Print every entry exactly as written.

— DATASET ROWS —
+ + + + + + +
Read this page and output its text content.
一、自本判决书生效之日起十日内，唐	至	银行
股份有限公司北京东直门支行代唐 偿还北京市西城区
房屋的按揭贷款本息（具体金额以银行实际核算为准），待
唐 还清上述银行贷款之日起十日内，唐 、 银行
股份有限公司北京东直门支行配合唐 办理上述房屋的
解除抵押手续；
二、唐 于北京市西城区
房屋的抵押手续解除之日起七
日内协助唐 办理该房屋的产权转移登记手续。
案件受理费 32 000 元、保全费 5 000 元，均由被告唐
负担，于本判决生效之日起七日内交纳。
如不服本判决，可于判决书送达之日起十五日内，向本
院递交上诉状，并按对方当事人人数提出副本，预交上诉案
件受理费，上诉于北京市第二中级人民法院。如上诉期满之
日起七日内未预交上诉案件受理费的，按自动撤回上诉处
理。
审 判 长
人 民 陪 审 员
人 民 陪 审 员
+ + + + + + +
— EXPECTED ANSWER —
Read this page and output its text content.
一、自本判决书生效之日起十日内，唐	至	银行
股份有限公司北京东直门支行代唐 偿还北京市西城区
房屋的按揭贷款本息（具体金额以银行实际核算为准），待
唐 还清上述银行贷款之日起十日内，唐 、 银行
股份有限公司北京东直门支行配合唐 办理上述房屋的
解除抵押手续；
二、唐 于北京市西城区
房屋的抵押手续解除之日起七
日内协助唐 办理该房屋的产权转移登记手续。
案件受理费 32 000 元、保全费 5 000 元，均由被告唐
负担，于本判决生效之日起七日内交纳。
如不服本判决，可于判决书送达之日起十五日内，向本
院递交上诉状，并按对方当事人人数提出副本，预交上诉案
件受理费，上诉于北京市第二中级人民法院。如上诉期满之
日起七日内未预交上诉案件受理费的，按自动撤回上诉处
理。
审 判 长
人 民 陪 审 员
人 民 陪 审 员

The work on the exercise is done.